**Given exercise**
In the material below, identify each line bearing the word "text". Reproduce those lines.

======== Supplied records

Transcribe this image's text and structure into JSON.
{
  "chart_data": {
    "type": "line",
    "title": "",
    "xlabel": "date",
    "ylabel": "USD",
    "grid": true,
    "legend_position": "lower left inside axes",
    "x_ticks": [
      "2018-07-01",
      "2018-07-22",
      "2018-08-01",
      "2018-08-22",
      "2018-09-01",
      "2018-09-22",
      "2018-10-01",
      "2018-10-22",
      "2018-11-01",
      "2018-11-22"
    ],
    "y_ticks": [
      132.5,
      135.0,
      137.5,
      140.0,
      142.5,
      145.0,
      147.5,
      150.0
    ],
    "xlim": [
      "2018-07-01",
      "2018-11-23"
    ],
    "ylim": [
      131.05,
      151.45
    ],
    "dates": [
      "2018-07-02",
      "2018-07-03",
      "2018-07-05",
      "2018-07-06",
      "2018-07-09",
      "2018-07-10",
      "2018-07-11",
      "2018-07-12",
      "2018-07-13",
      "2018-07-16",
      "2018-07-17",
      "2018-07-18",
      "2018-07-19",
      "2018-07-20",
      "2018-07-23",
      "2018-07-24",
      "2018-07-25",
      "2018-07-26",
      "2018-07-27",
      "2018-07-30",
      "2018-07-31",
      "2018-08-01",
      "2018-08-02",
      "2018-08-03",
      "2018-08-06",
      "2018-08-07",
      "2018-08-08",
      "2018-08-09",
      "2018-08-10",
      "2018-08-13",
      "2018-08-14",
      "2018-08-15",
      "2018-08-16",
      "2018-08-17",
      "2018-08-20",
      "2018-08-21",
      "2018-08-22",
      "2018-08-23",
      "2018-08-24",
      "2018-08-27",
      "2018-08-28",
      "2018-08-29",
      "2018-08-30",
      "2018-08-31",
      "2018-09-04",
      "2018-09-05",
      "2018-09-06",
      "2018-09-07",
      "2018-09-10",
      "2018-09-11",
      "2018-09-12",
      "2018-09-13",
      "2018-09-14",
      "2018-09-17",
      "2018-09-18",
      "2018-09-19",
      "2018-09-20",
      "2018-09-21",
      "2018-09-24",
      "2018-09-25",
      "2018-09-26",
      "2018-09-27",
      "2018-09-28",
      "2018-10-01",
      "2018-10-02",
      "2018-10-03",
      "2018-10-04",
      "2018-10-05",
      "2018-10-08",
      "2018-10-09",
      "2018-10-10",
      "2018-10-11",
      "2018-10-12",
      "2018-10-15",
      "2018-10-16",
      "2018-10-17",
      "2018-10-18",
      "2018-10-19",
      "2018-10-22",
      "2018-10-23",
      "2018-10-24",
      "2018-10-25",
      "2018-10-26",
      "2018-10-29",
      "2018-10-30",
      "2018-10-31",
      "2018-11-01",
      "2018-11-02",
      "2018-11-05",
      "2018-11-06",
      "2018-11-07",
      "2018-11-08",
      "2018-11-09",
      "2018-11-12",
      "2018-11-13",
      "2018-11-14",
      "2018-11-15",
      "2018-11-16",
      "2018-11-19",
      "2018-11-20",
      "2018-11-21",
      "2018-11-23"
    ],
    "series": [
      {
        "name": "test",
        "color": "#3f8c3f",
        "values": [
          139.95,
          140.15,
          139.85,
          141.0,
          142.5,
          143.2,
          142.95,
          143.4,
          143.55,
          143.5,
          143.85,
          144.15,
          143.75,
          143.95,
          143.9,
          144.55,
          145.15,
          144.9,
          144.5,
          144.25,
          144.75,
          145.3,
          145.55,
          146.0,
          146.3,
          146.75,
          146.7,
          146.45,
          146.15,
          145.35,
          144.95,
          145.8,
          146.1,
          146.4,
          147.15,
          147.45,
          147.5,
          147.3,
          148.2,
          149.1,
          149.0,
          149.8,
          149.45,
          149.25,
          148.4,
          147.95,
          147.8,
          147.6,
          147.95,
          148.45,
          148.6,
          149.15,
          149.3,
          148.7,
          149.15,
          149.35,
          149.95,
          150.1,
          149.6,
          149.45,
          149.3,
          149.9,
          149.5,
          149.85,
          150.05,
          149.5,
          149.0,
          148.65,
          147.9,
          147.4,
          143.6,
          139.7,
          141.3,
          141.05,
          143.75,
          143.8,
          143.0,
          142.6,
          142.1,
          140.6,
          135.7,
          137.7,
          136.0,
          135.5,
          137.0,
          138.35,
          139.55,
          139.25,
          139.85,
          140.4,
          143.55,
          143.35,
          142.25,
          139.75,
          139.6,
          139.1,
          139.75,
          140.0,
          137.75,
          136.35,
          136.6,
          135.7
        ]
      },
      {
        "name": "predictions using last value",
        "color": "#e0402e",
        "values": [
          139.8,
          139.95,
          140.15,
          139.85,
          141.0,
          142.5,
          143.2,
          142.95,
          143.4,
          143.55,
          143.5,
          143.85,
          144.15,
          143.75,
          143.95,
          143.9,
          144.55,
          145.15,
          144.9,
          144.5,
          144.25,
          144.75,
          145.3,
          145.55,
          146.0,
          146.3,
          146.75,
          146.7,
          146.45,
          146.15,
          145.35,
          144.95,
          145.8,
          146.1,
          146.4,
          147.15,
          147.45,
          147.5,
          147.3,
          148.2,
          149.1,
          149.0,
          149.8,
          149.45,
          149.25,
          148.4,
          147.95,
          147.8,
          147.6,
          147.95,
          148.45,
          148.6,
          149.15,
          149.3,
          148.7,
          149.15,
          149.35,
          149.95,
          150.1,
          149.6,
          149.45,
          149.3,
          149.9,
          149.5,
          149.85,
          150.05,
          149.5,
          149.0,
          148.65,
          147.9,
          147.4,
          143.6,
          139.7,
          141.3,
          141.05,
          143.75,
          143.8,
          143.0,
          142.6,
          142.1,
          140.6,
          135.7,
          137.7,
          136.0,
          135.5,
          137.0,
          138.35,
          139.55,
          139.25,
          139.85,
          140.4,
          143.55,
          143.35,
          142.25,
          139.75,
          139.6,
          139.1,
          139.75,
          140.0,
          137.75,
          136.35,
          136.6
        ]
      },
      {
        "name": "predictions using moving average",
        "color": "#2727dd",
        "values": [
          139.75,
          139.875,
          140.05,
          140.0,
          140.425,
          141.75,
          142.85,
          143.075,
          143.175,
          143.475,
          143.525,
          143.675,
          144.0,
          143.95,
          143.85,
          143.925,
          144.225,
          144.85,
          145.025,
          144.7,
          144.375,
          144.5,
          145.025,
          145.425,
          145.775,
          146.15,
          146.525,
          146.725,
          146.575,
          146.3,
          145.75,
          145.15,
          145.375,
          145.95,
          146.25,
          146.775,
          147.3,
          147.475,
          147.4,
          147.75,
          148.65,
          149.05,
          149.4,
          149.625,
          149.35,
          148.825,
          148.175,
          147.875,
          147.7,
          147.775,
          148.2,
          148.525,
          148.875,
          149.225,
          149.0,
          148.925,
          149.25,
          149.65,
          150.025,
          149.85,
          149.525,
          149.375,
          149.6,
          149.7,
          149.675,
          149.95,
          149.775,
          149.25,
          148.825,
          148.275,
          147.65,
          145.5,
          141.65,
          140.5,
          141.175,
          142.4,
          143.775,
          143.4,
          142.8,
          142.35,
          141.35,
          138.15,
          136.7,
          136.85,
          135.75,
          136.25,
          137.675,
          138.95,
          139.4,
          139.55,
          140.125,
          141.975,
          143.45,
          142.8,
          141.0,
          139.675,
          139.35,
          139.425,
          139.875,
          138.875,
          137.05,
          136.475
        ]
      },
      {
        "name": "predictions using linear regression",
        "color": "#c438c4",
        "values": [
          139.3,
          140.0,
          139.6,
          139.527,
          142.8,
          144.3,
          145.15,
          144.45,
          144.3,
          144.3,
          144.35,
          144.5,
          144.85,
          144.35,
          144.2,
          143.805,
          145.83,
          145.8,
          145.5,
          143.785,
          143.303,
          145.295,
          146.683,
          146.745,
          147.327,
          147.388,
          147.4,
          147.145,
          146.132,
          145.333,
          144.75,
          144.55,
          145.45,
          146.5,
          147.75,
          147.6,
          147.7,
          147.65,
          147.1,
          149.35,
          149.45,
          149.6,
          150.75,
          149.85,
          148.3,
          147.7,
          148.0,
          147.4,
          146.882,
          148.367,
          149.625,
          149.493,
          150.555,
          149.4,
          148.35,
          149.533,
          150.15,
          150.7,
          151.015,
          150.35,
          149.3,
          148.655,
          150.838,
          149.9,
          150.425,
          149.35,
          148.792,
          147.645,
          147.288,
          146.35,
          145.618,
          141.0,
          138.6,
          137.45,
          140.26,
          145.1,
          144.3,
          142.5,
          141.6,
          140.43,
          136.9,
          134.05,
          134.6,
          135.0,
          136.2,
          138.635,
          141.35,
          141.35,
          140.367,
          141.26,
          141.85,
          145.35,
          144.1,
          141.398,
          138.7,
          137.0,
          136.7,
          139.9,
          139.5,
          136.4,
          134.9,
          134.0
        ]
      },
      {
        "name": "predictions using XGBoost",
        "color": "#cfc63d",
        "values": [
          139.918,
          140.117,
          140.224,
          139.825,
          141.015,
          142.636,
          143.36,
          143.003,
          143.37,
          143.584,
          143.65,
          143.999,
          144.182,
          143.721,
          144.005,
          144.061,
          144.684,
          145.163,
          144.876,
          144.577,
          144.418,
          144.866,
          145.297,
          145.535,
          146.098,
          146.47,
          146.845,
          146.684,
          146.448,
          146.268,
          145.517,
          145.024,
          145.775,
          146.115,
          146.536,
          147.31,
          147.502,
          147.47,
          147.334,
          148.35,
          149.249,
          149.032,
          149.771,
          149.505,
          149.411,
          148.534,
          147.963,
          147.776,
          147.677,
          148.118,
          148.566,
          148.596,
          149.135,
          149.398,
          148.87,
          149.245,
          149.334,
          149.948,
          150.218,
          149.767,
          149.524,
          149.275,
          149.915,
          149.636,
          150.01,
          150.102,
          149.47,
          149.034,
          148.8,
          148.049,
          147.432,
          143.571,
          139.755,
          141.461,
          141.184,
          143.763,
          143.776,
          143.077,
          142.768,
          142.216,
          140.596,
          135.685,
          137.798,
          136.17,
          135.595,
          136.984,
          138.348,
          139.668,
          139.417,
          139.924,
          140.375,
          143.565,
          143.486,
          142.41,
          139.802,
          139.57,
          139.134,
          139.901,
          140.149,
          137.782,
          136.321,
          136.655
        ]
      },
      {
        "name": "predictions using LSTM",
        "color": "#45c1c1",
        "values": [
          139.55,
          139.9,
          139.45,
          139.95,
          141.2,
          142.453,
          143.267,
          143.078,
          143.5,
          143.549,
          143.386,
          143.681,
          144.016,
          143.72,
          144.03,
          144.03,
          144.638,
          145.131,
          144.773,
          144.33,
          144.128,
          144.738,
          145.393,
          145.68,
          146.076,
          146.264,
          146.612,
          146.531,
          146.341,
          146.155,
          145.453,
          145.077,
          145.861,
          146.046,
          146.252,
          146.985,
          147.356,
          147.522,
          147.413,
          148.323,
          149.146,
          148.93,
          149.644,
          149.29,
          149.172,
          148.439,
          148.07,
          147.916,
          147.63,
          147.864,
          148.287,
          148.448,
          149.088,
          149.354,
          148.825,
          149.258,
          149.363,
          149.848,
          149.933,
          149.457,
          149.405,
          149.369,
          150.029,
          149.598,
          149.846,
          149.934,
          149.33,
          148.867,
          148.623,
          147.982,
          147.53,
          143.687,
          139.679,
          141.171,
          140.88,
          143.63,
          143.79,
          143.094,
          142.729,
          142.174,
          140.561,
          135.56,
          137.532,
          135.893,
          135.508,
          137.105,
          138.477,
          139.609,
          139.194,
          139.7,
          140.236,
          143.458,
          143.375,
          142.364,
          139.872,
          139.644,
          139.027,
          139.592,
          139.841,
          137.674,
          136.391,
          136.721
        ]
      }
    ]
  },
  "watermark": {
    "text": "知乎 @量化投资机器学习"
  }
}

================

**Exercise solution**
Transcribe this image's text and structure into JSON.
    "text": "知乎 @量化投资机器学习"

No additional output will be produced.